[TASK BRIEF] The records below are to be copied word for word, with every picture left out.

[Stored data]
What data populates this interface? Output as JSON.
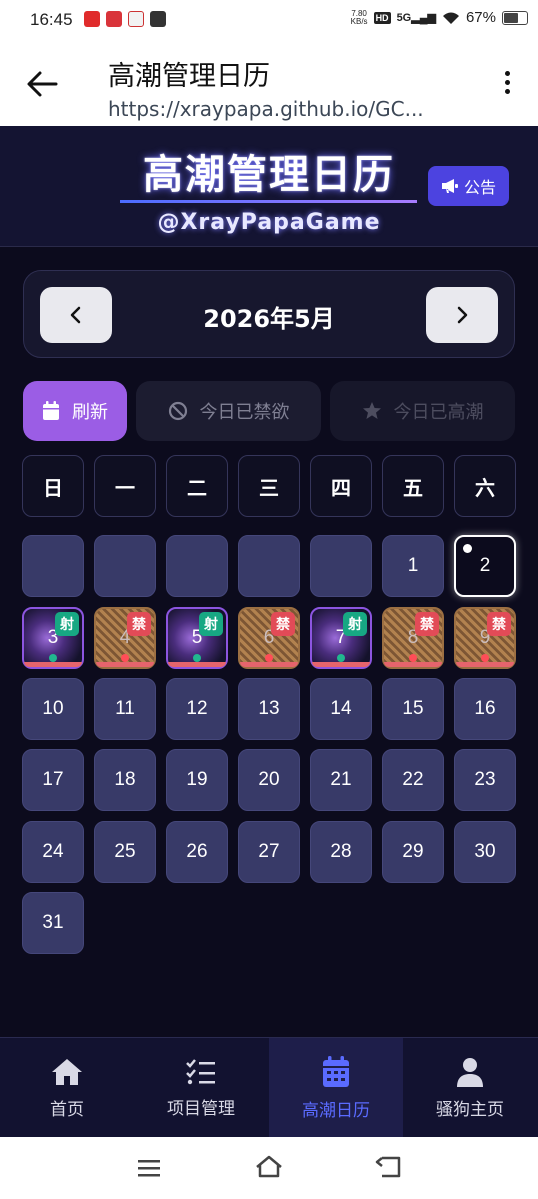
{
  "status_bar": {
    "time": "16:45",
    "net_speed_value": "7.80",
    "net_speed_unit": "KB/s",
    "hd": "HD",
    "signal": "5G",
    "battery": "67%"
  },
  "browser": {
    "title": "高潮管理日历",
    "url": "https://xraypapa.github.io/GC..."
  },
  "header": {
    "title": "高潮管理日历",
    "handle": "@XrayPapaGame",
    "notice_label": "公告"
  },
  "calendar": {
    "month_label": "2026年5月",
    "weekdays": [
      "日",
      "一",
      "二",
      "三",
      "四",
      "五",
      "六"
    ],
    "badge_shoot": "射",
    "badge_ban": "禁",
    "days": [
      "1",
      "2",
      "3",
      "4",
      "5",
      "6",
      "7",
      "8",
      "9",
      "10",
      "11",
      "12",
      "13",
      "14",
      "15",
      "16",
      "17",
      "18",
      "19",
      "20",
      "21",
      "22",
      "23",
      "24",
      "25",
      "26",
      "27",
      "28",
      "29",
      "30",
      "31"
    ]
  },
  "actions": {
    "refresh": "刷新",
    "abstain": "今日已禁欲",
    "climax": "今日已高潮"
  },
  "nav": {
    "home": "首页",
    "projects": "项目管理",
    "calendar": "高潮日历",
    "profile": "骚狗主页"
  },
  "colors": {
    "accent": "#9b5de5",
    "nav_active": "#5a6bff",
    "notice": "#4c43e0",
    "shoot_badge": "#17a883",
    "ban_badge": "#e24b57"
  }
}
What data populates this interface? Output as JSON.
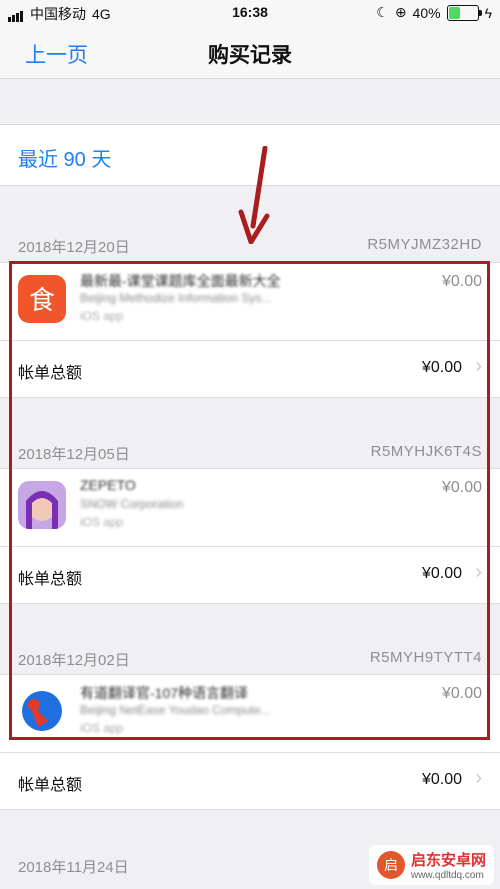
{
  "status": {
    "carrier": "中国移动",
    "network": "4G",
    "time": "16:38",
    "battery_pct": "40%",
    "battery_fill": 0.4
  },
  "nav": {
    "back_label": "上一页",
    "title": "购买记录"
  },
  "filter": {
    "label": "最近 90 天"
  },
  "sections": [
    {
      "date": "2018年12月20日",
      "order_id": "R5MYJMZ32HD",
      "item": {
        "name": "最新最-课堂课题库全面最新大全",
        "developer": "Beijing Methodize Information Sys...",
        "platform": "iOS app",
        "price": "¥0.00",
        "icon": "book-app-icon"
      },
      "total_label": "帐单总额",
      "total_amount": "¥0.00"
    },
    {
      "date": "2018年12月05日",
      "order_id": "R5MYHJK6T4S",
      "item": {
        "name": "ZEPETO",
        "developer": "SNOW Corporation",
        "platform": "iOS app",
        "price": "¥0.00",
        "icon": "avatar-app-icon"
      },
      "total_label": "帐单总额",
      "total_amount": "¥0.00"
    },
    {
      "date": "2018年12月02日",
      "order_id": "R5MYH9TYTT4",
      "item": {
        "name": "有道翻译官-107种语言翻译",
        "developer": "Beijing NetEase Youdao Compute...",
        "platform": "iOS app",
        "price": "¥0.00",
        "icon": "translate-app-icon"
      },
      "total_label": "帐单总额",
      "total_amount": "¥0.00"
    }
  ],
  "next_section": {
    "date": "2018年11月24日"
  },
  "watermark": {
    "name": "启东安卓网",
    "url": "www.qdltdq.com"
  },
  "colors": {
    "accent": "#1f7ff6",
    "highlight": "#a81d1d"
  }
}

[TASK OUTPUT]
What data populates this interface? Output as JSON.
{
  "status_bar": {
    "time": "16:45",
    "net_speed_value": "7.80",
    "net_speed_unit": "KB/s",
    "hd": "HD",
    "signal": "5G",
    "battery": "67%"
  },
  "browser": {
    "title": "高潮管理日历",
    "url": "https://xraypapa.github.io/GC..."
  },
  "header": {
    "title": "高潮管理日历",
    "handle": "@XrayPapaGame",
    "notice_label": "公告"
  },
  "calendar": {
    "month_label": "2026年5月",
    "weekdays": [
      "日",
      "一",
      "二",
      "三",
      "四",
      "五",
      "六"
    ],
    "badge_shoot": "射",
    "badge_ban": "禁",
    "days": [
      "1",
      "2",
      "3",
      "4",
      "5",
      "6",
      "7",
      "8",
      "9",
      "10",
      "11",
      "12",
      "13",
      "14",
      "15",
      "16",
      "17",
      "18",
      "19",
      "20",
      "21",
      "22",
      "23",
      "24",
      "25",
      "26",
      "27",
      "28",
      "29",
      "30",
      "31"
    ]
  },
  "actions": {
    "refresh": "刷新",
    "abstain": "今日已禁欲",
    "climax": "今日已高潮"
  },
  "nav": {
    "home": "首页",
    "projects": "项目管理",
    "calendar": "高潮日历",
    "profile": "骚狗主页"
  },
  "colors": {
    "accent": "#9b5de5",
    "nav_active": "#5a6bff",
    "notice": "#4c43e0",
    "shoot_badge": "#17a883",
    "ban_badge": "#e24b57"
  }
}
What data populates this interface? Output as JSON.
{
  "status": {
    "carrier": "中国移动",
    "network": "4G",
    "time": "16:38",
    "battery_pct": "40%",
    "battery_fill": 0.4
  },
  "nav": {
    "back_label": "上一页",
    "title": "购买记录"
  },
  "filter": {
    "label": "最近 90 天"
  },
  "sections": [
    {
      "date": "2018年12月20日",
      "order_id": "R5MYJMZ32HD",
      "item": {
        "name": "最新最-课堂课题库全面最新大全",
        "developer": "Beijing Methodize Information Sys...",
        "platform": "iOS app",
        "price": "¥0.00",
        "icon": "book-app-icon"
      },
      "total_label": "帐单总额",
      "total_amount": "¥0.00"
    },
    {
      "date": "2018年12月05日",
      "order_id": "R5MYHJK6T4S",
      "item": {
        "name": "ZEPETO",
        "developer": "SNOW Corporation",
        "platform": "iOS app",
        "price": "¥0.00",
        "icon": "avatar-app-icon"
      },
      "total_label": "帐单总额",
      "total_amount": "¥0.00"
    },
    {
      "date": "2018年12月02日",
      "order_id": "R5MYH9TYTT4",
      "item": {
        "name": "有道翻译官-107种语言翻译",
        "developer": "Beijing NetEase Youdao Compute...",
        "platform": "iOS app",
        "price": "¥0.00",
        "icon": "translate-app-icon"
      },
      "total_label": "帐单总额",
      "total_amount": "¥0.00"
    }
  ],
  "next_section": {
    "date": "2018年11月24日"
  },
  "watermark": {
    "name": "启东安卓网",
    "url": "www.qdltdq.com"
  },
  "colors": {
    "accent": "#1f7ff6",
    "highlight": "#a81d1d"
  }
}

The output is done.